Saved data entries:
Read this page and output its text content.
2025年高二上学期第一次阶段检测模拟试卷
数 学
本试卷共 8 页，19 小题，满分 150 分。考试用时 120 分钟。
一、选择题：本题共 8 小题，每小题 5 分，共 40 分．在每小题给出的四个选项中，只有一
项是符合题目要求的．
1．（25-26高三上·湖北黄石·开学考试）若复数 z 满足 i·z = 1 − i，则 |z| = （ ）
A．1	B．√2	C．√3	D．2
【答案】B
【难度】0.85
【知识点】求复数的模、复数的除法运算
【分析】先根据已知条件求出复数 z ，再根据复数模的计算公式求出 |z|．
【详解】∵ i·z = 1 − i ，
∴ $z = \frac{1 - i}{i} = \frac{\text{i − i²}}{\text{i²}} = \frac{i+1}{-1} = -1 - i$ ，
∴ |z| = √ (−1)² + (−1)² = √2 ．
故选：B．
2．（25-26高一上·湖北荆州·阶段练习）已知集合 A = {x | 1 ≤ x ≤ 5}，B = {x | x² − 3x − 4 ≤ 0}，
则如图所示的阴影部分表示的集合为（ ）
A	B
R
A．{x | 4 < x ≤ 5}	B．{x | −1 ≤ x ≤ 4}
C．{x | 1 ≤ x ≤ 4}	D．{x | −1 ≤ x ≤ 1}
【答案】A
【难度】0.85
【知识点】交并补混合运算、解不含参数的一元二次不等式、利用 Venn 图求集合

» **GIVEN REQUEST**:
Extract every entry in the listing word for word.

» **SOLVED PROBLEM**:
Read this page and output its text content.
2025年高二上学期第一次阶段检测模拟试卷
数 学
本试卷共 8 页，19 小题，满分 150 分。考试用时 120 分钟。
一、选择题：本题共 8 小题，每小题 5 分，共 40 分．在每小题给出的四个选项中，只有一
项是符合题目要求的．
1．（25-26高三上·湖北黄石·开学考试）若复数 z 满足 i·z = 1 − i，则 |z| = （ ）
A．1	B．√2	C．√3	D．2
【答案】B
【难度】0.85
【知识点】求复数的模、复数的除法运算
【分析】先根据已知条件求出复数 z ，再根据复数模的计算公式求出 |z|．
【详解】∵ i·z = 1 − i ，
∴ $z = \frac{1 - i}{i} = \frac{\text{i − i²}}{\text{i²}} = \frac{i+1}{-1} = -1 - i$ ，
∴ |z| = √ (−1)² + (−1)² = √2 ．
故选：B．
2．（25-26高一上·湖北荆州·阶段练习）已知集合 A = {x | 1 ≤ x ≤ 5}，B = {x | x² − 3x − 4 ≤ 0}，
则如图所示的阴影部分表示的集合为（ ）
A	B
R
A．{x | 4 < x ≤ 5}	B．{x | −1 ≤ x ≤ 4}
C．{x | 1 ≤ x ≤ 4}	D．{x | −1 ≤ x ≤ 1}
【答案】A
【难度】0.85
【知识点】交并补混合运算、解不含参数的一元二次不等式、利用 Venn 图求集合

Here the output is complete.